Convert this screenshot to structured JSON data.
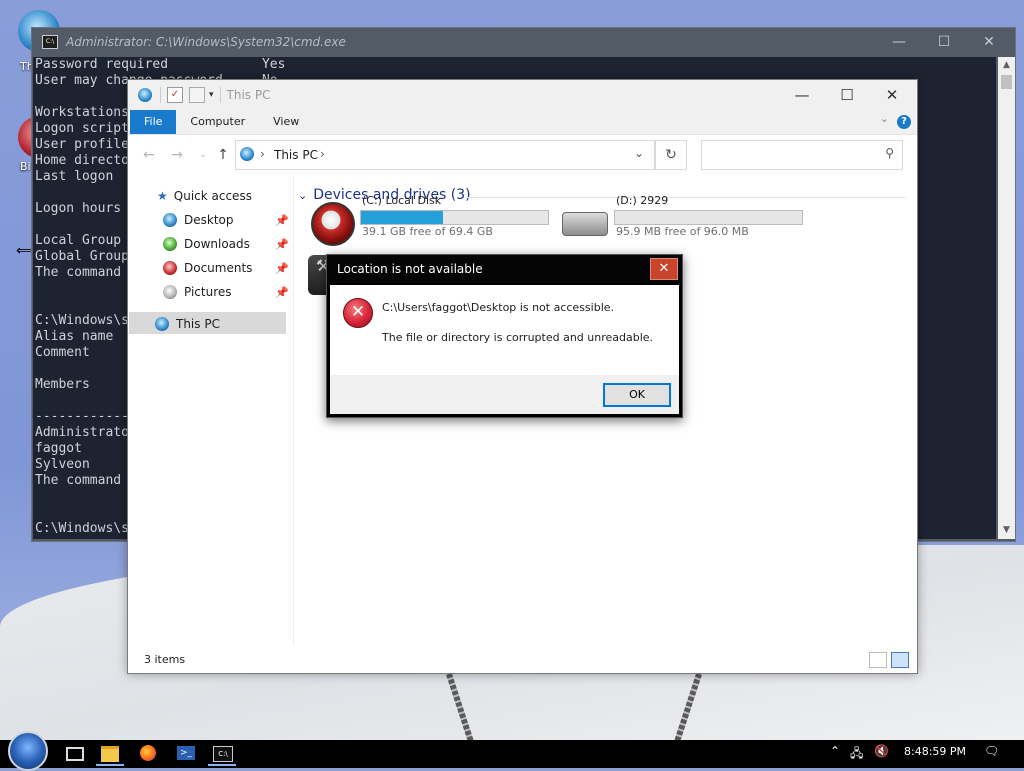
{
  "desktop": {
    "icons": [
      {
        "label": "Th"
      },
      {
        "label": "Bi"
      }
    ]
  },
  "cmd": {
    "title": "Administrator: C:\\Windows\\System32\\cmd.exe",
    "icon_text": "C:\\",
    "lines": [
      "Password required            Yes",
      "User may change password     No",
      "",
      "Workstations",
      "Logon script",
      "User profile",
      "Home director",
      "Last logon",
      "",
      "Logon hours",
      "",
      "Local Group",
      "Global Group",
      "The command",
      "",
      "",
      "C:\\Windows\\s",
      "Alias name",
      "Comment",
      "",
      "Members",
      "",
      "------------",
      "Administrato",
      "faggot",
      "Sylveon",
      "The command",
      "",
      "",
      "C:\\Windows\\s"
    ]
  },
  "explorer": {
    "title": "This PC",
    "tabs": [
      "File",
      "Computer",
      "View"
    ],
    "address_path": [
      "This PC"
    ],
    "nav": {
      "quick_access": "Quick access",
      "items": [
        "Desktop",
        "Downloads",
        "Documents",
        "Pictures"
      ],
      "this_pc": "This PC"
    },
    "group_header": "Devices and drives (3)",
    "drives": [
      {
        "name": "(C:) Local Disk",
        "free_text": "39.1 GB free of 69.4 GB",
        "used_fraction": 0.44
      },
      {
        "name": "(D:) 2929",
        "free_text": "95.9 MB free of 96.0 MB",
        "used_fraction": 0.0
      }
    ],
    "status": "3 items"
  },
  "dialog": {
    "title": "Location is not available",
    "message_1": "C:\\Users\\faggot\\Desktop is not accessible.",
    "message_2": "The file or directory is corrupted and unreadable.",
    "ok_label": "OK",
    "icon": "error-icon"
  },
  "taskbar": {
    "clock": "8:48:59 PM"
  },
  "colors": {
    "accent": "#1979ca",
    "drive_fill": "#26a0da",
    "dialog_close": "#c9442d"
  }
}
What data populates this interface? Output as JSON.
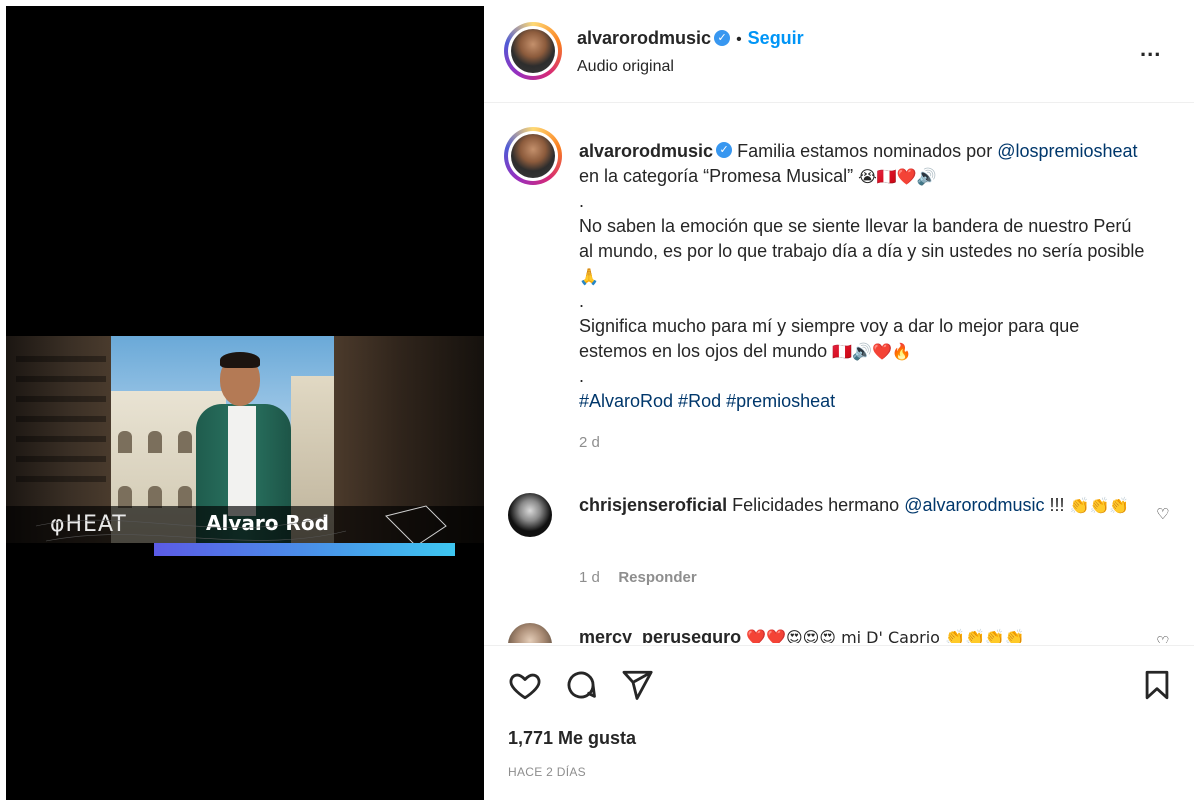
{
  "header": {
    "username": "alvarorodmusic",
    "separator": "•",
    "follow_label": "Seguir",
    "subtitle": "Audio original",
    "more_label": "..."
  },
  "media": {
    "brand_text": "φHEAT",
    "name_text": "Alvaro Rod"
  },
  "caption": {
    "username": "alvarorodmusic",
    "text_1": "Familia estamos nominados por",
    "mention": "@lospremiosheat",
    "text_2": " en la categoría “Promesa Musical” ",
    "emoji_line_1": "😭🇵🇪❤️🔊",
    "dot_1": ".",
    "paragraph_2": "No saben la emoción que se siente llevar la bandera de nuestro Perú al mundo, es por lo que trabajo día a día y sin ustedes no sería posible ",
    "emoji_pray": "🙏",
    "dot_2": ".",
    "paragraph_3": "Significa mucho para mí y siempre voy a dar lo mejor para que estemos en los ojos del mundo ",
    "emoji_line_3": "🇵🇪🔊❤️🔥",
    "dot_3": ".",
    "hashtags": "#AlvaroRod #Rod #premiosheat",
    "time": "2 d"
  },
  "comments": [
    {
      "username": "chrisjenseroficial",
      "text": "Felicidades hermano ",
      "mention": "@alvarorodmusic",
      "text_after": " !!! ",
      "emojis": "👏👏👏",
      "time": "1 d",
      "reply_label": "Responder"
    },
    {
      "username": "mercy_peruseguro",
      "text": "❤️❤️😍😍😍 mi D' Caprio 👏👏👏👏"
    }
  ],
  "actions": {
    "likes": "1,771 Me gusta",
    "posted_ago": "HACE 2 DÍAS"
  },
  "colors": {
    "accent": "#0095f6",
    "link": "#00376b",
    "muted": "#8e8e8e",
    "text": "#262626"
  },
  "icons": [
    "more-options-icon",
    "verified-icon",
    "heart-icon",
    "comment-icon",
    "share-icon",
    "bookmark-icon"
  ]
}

--------------------

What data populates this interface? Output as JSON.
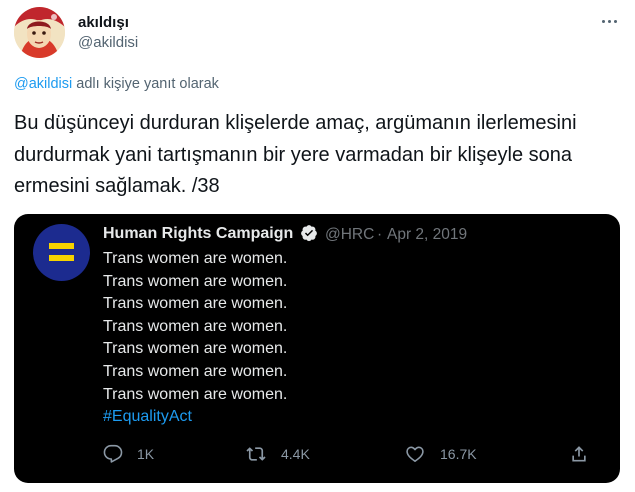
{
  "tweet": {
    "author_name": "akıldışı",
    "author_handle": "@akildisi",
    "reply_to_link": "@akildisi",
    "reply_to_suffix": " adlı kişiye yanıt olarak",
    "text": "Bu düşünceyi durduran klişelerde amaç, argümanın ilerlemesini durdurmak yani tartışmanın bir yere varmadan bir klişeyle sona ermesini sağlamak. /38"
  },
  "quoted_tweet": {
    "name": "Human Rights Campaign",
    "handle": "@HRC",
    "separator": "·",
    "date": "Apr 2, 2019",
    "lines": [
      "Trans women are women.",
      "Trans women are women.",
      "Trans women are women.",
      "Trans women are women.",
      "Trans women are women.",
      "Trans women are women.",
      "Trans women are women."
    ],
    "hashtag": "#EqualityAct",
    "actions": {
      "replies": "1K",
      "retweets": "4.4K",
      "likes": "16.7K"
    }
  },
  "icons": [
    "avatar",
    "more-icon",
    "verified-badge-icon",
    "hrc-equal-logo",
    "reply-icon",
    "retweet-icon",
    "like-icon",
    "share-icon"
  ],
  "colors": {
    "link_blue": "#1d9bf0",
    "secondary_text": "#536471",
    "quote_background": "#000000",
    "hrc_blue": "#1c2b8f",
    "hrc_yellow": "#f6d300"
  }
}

--------------------

TASK OBJECTIVE
Find the lines that include the string "username", then copy each of them.

EXPECTED ANSWER
    "username": "alvarorodmusic",
    "username": "alvarorodmusic",
      "username": "chrisjenseroficial",
      "username": "mercy_peruseguro",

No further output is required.